#### [STATED PROBLEM]
Return all lines below containing the word "JSON".

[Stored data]
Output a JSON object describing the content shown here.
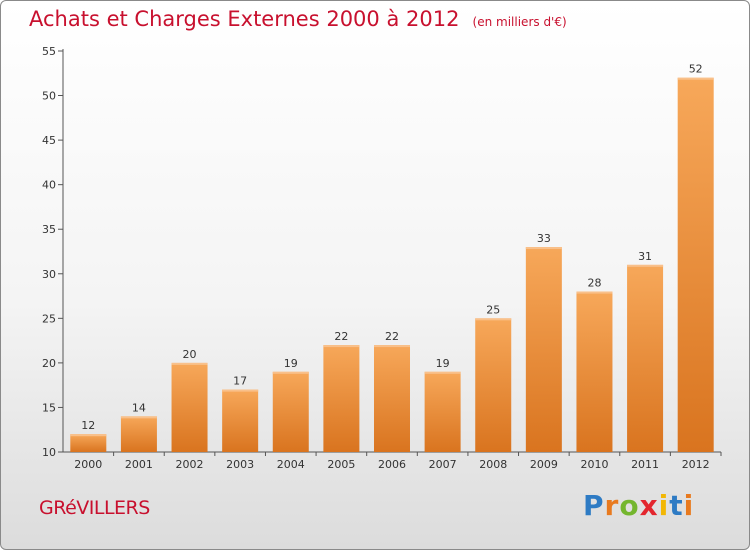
{
  "chart_data": {
    "type": "bar",
    "title": "Achats et Charges Externes 2000 à 2012",
    "subtitle": "(en milliers d'€)",
    "categories": [
      "2000",
      "2001",
      "2002",
      "2003",
      "2004",
      "2005",
      "2006",
      "2007",
      "2008",
      "2009",
      "2010",
      "2011",
      "2012"
    ],
    "values": [
      12,
      14,
      20,
      17,
      19,
      22,
      22,
      19,
      25,
      33,
      28,
      31,
      52
    ],
    "ylim": [
      10,
      55
    ],
    "yticks": [
      10,
      15,
      20,
      25,
      30,
      35,
      40,
      45,
      50,
      55
    ],
    "grid": false,
    "colors": {
      "bar_top": "#f7a85a",
      "bar_bottom": "#d9741f",
      "title": "#c8102e"
    }
  },
  "commune": "GRéVILLERS",
  "logo": {
    "text": "Proxiti",
    "colors": [
      "#2e7bc4",
      "#e87a1f",
      "#74b62e",
      "#e3262e",
      "#f2b705",
      "#2e7bc4",
      "#e87a1f"
    ]
  }
}
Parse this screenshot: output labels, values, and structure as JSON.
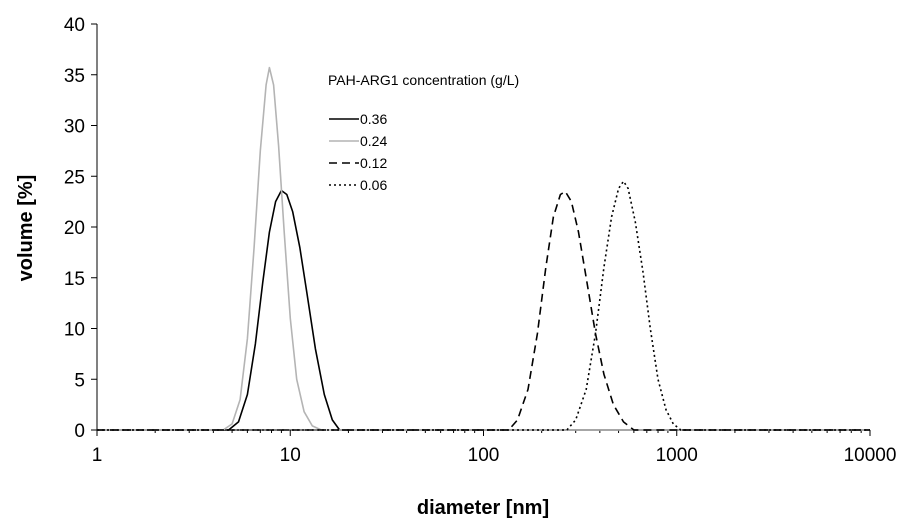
{
  "chart_data": {
    "type": "line",
    "xlabel": "diameter [nm]",
    "ylabel": "volume [%]",
    "x_scale": "log",
    "xlim": [
      1,
      10000
    ],
    "ylim": [
      0,
      40
    ],
    "x_ticks": [
      {
        "value": 1,
        "label": "1"
      },
      {
        "value": 10,
        "label": "10"
      },
      {
        "value": 100,
        "label": "100"
      },
      {
        "value": 1000,
        "label": "1000"
      },
      {
        "value": 10000,
        "label": "10000"
      }
    ],
    "y_ticks": [
      0,
      5,
      10,
      15,
      20,
      25,
      30,
      35,
      40
    ],
    "grid": false,
    "legend": {
      "title": "PAH-ARG1 concentration (g/L)",
      "position": "top-center"
    },
    "series": [
      {
        "name": "0.36",
        "color": "#000000",
        "dash": "solid",
        "x": [
          1,
          4.8,
          5.4,
          6.0,
          6.6,
          7.2,
          7.8,
          8.4,
          9.0,
          9.6,
          10.3,
          11.2,
          12.2,
          13.5,
          15.0,
          16.5,
          18.0,
          10000
        ],
        "y": [
          0,
          0,
          0.8,
          3.5,
          8.5,
          14.5,
          19.5,
          22.5,
          23.6,
          23.2,
          21.5,
          18.0,
          13.5,
          8.0,
          3.5,
          1.0,
          0,
          0
        ]
      },
      {
        "name": "0.24",
        "color": "#b4b4b4",
        "dash": "solid",
        "x": [
          1,
          4.5,
          5.0,
          5.5,
          6.0,
          6.5,
          7.0,
          7.5,
          7.8,
          8.2,
          8.7,
          9.3,
          10.0,
          10.8,
          11.8,
          13.0,
          14.5,
          10000
        ],
        "y": [
          0,
          0,
          0.6,
          3.0,
          9.0,
          18.0,
          27.5,
          34.0,
          35.7,
          34.0,
          28.0,
          19.5,
          11.0,
          5.0,
          1.8,
          0.4,
          0,
          0
        ]
      },
      {
        "name": "0.12",
        "color": "#000000",
        "dash": "dashed",
        "x": [
          1,
          135,
          150,
          170,
          190,
          210,
          230,
          250,
          265,
          285,
          310,
          340,
          380,
          420,
          470,
          530,
          600,
          10000
        ],
        "y": [
          0,
          0,
          1.0,
          4.0,
          9.5,
          16.0,
          21.0,
          23.2,
          23.5,
          22.5,
          19.5,
          15.0,
          9.5,
          5.5,
          2.5,
          0.8,
          0,
          0
        ]
      },
      {
        "name": "0.06",
        "color": "#000000",
        "dash": "dotted",
        "x": [
          1,
          270,
          300,
          340,
          380,
          420,
          460,
          500,
          530,
          560,
          610,
          670,
          730,
          800,
          880,
          960,
          1050,
          10000
        ],
        "y": [
          0,
          0,
          1.0,
          4.0,
          9.5,
          16.0,
          21.0,
          23.8,
          24.5,
          23.8,
          20.5,
          15.5,
          10.0,
          5.0,
          2.0,
          0.6,
          0,
          0
        ]
      }
    ]
  }
}
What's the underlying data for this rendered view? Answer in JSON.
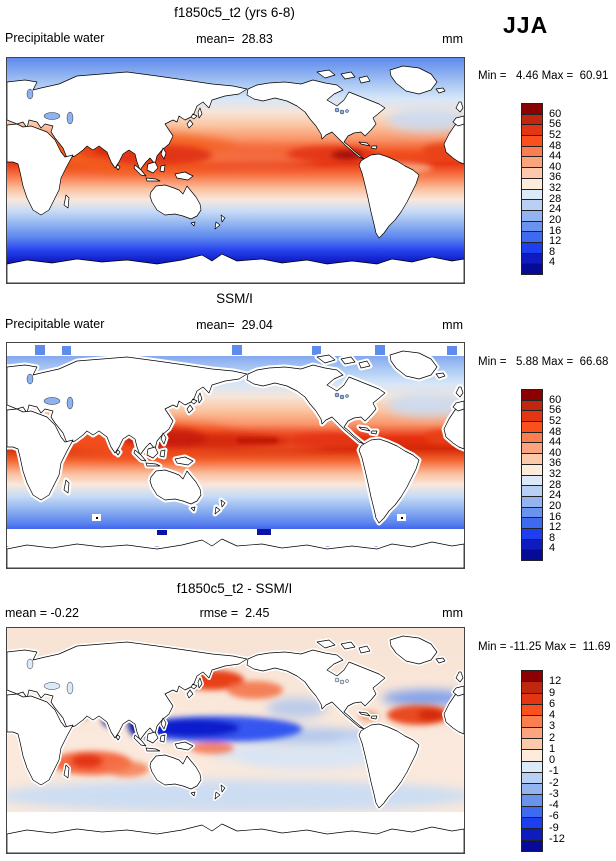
{
  "figure": {
    "season_label": "JJA",
    "variable": "Precipitable water",
    "units": "mm"
  },
  "palette": [
    "#8B0000",
    "#C1270E",
    "#E33414",
    "#FA501E",
    "#FA7E4F",
    "#FBA57F",
    "#FCCAAB",
    "#FDEBDC",
    "#DBE9F9",
    "#B7D0F4",
    "#93B4F0",
    "#6A93ED",
    "#3D6AF0",
    "#1E3FF0",
    "#0E1BBE",
    "#060A96"
  ],
  "panels": [
    {
      "id": "model",
      "title": "f1850c5_t2 (yrs 6-8)",
      "left_label": "Precipitable water",
      "center_stat": "mean=  28.83",
      "units_label": "mm",
      "minmax": "Min =   4.46 Max =  60.91",
      "colorbar_labels": [
        "60",
        "56",
        "52",
        "48",
        "44",
        "40",
        "36",
        "32",
        "28",
        "24",
        "20",
        "16",
        "12",
        "8",
        "4"
      ]
    },
    {
      "id": "obs",
      "title": "SSM/I",
      "left_label": "Precipitable water",
      "center_stat": "mean=  29.04",
      "units_label": "mm",
      "minmax": "Min =   5.88 Max =  66.68",
      "colorbar_labels": [
        "60",
        "56",
        "52",
        "48",
        "44",
        "40",
        "36",
        "32",
        "28",
        "24",
        "20",
        "16",
        "12",
        "8",
        "4"
      ]
    },
    {
      "id": "diff",
      "title": "f1850c5_t2 - SSM/I",
      "left_label": "mean = -0.22",
      "center_stat": "rmse =  2.45",
      "units_label": "mm",
      "minmax": "Min = -11.25 Max =  11.69",
      "colorbar_labels": [
        "12",
        "9",
        "6",
        "4",
        "3",
        "2",
        "1",
        "0",
        "-1",
        "-2",
        "-3",
        "-4",
        "-6",
        "-9",
        "-12"
      ]
    }
  ],
  "chart_data": [
    {
      "type": "heatmap",
      "panel": "top",
      "title": "f1850c5_t2 (yrs 6-8)",
      "variable": "Precipitable water",
      "units": "mm",
      "season": "JJA",
      "mean": 28.83,
      "min": 4.46,
      "max": 60.91,
      "contour_levels": [
        4,
        8,
        12,
        16,
        20,
        24,
        28,
        32,
        36,
        40,
        44,
        48,
        52,
        56,
        60
      ],
      "projection": "global cylindrical lat-lon, Pacific-centered",
      "masking": "land masked white; high values >48 mm across tropical Indo-Pacific warm pool and ITCZ, <8 mm at high latitudes"
    },
    {
      "type": "heatmap",
      "panel": "middle",
      "title": "SSM/I",
      "variable": "Precipitable water",
      "units": "mm",
      "season": "JJA",
      "mean": 29.04,
      "min": 5.88,
      "max": 66.68,
      "contour_levels": [
        4,
        8,
        12,
        16,
        20,
        24,
        28,
        32,
        36,
        40,
        44,
        48,
        52,
        56,
        60
      ],
      "projection": "global cylindrical lat-lon, Pacific-centered",
      "masking": "ocean-only satellite retrieval; blocky white margins along coasts, white poleward of ~60S, maxima >60 mm in Bay of Bengal and west Pacific"
    },
    {
      "type": "heatmap",
      "panel": "bottom",
      "title": "f1850c5_t2 - SSM/I",
      "variable": "Precipitable water difference",
      "units": "mm",
      "season": "JJA",
      "mean": -0.22,
      "rmse": 2.45,
      "min": -11.25,
      "max": 11.69,
      "contour_levels": [
        -12,
        -9,
        -6,
        -4,
        -3,
        -2,
        -1,
        0,
        1,
        2,
        3,
        4,
        6,
        9,
        12
      ],
      "projection": "global cylindrical lat-lon, Pacific-centered",
      "masking": "ocean-only; dry bias (blue, < -6 mm) over west-central equatorial Pacific, wet bias (red, > +4 mm) over Indian Ocean, North Pacific and subtropical North Atlantic"
    }
  ]
}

#### [RESPONSE]
Output a JSON object describing the content shown here.
Parse this screenshot: output labels, values, and structure as JSON.
What's the underlying data for this rendered view? Answer in JSON.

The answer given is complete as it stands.